### INPUT MATERIAL
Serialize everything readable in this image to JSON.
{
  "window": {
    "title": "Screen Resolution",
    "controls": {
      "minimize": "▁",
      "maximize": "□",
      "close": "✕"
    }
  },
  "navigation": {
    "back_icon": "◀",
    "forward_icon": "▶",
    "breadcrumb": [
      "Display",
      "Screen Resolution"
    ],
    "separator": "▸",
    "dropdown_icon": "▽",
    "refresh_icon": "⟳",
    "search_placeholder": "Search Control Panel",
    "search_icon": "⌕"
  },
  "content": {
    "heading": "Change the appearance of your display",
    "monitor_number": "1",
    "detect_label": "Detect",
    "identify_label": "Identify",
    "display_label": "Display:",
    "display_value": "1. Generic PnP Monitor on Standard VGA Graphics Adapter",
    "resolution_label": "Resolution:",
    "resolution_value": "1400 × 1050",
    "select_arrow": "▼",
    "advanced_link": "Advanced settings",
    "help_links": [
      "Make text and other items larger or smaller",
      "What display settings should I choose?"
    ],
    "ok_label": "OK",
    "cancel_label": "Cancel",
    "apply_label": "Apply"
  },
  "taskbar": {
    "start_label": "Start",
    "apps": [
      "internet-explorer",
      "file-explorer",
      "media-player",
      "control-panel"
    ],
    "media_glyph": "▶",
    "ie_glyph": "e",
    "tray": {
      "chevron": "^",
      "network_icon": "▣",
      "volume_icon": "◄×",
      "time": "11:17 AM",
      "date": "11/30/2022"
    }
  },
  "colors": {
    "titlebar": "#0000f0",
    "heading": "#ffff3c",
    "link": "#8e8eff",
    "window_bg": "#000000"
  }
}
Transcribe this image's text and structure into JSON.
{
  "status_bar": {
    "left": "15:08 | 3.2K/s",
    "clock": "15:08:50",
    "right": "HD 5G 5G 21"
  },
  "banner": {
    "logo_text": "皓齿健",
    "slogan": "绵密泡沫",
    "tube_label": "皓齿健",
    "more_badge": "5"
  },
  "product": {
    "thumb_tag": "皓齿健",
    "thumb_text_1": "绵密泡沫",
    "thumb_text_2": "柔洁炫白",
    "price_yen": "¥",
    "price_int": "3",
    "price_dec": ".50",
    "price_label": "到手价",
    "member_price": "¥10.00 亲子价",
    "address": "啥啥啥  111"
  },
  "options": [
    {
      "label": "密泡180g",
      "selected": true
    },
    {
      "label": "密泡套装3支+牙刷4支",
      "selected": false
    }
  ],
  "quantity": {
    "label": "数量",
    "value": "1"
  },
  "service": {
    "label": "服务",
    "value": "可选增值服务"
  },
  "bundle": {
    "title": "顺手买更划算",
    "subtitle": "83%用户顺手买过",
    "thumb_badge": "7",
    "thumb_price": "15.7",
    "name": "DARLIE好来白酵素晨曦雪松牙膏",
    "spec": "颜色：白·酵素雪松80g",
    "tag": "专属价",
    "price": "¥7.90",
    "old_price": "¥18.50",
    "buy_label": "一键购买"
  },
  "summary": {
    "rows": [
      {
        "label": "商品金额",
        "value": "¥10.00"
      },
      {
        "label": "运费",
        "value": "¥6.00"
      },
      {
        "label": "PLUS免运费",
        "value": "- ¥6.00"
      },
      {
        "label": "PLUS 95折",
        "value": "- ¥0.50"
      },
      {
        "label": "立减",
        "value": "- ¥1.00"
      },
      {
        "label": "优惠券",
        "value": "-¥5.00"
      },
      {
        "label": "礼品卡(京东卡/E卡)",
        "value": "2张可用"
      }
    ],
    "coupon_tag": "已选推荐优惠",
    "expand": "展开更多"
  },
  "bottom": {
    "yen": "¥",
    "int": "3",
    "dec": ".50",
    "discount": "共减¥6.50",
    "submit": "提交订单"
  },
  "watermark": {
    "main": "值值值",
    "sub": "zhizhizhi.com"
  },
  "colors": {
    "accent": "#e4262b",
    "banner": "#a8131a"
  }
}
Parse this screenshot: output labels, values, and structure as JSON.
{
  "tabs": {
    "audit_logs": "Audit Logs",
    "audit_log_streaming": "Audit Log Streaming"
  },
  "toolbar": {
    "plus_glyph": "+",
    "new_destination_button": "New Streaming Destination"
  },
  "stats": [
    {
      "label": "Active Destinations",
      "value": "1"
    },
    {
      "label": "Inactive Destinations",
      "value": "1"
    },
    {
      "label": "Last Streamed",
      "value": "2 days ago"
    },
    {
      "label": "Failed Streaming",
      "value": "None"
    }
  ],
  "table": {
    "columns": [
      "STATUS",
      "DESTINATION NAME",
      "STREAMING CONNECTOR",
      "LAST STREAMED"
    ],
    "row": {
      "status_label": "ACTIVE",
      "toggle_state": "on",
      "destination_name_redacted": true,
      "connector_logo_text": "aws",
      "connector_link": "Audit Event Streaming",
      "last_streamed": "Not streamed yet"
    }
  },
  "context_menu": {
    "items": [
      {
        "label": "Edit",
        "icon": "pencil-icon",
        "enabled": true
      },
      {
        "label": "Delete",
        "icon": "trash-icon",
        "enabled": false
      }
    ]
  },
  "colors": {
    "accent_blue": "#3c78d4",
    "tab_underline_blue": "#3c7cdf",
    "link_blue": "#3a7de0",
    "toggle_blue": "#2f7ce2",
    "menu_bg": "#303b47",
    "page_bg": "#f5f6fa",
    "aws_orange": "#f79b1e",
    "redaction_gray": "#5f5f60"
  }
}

### WHAT TO PRODUCE
Select the lines in this material that hold the word "heading", leaving none out.

### SOLUTION FOR THIS EXERCISE
    "heading": "Change the appearance of your display",
    "heading": "#ffff3c",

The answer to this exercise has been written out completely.